Tasks and exercises:
[1] Answer the following questions using the passage about the artist Canter Briens.
(a) Which objective has Canter Briens fixed himself?
(b) Besides his art, which technique does he practice?
(c) In the line quoted from his poem, what appears like wings?
[2] Retype, word for word, the portion of the passage about the artist Canter Briens that opens with the words containing "Developing an artistic" and closes with "to their lives.".
[3] List every stretch of words that the passage about the artist Canter Briens encloses in quotation marks.

— Start Text passage —

Developing an artistic practice does not really assume meaning unless the experience results in a better understanding of others, their own questions and their incessant need to give real meaning to their lives.

A glimpse at Canter Briens’ multi-faceted personality through his artworks and notes reveals him as a sort of go-between. Capturing and “visibly representing the sources of energy that produce shapes” is one of the objectives he has fixed himself. He is always seen to be searching for knowledge and concerned with the human being in its entirety, and he accords it considerable importance in his artwork, it is true, his portraits unveiling a whole new angle of his thought process. Claiming first and foremost to be a figurative artist, though bordering on an abstract form of self-expression at times (a case in point being his watercolours enhanced with acrylic, in which he flirts with writing and offers a more diluted image of the landscape than usual, as though portraying a fusion between the natural elements and the inner lives of beings), Canter Briens also practices neuro-linguistic programming (communication techniques) whilst demonstrating an interest in the workings of the subconscious. This just shows the vastness of his chosen field, the hidden secrets of which he is attempting, alone, to uncover.
Is not the sea, which is relatively present in his painting, the incarnation of the common origin of all life; the matrix substance where primitive forms were born before giving birth to our earliest ancestors? “At times,” he says in a poem, “the backcloth stretches towards the horizon and signs appear like wings.” Learning to see shapes emerging amounts to immersing oneself in the space and movement of the universe.

— End Text passage —
— Start Source excerpt —

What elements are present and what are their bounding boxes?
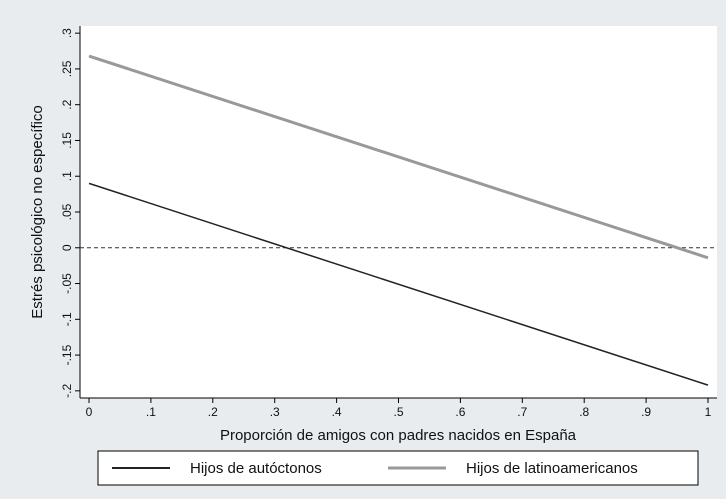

— End Source excerpt —

Replies:
[1]
(a) Capturing and "visibly representing the sources of energy that produce shapes."
(b) Neuro-linguistic programming, described as communication techniques.
(c) Signs.

[2]
Developing an artistic practice does not really assume meaning unless the experience results in a better understanding of others, their own questions and their incessant need to give real meaning to their lives.

[3]
1. visibly representing the sources of energy that produce shapes
2. At times,
3. the backcloth stretches towards the horizon and signs appear like wings.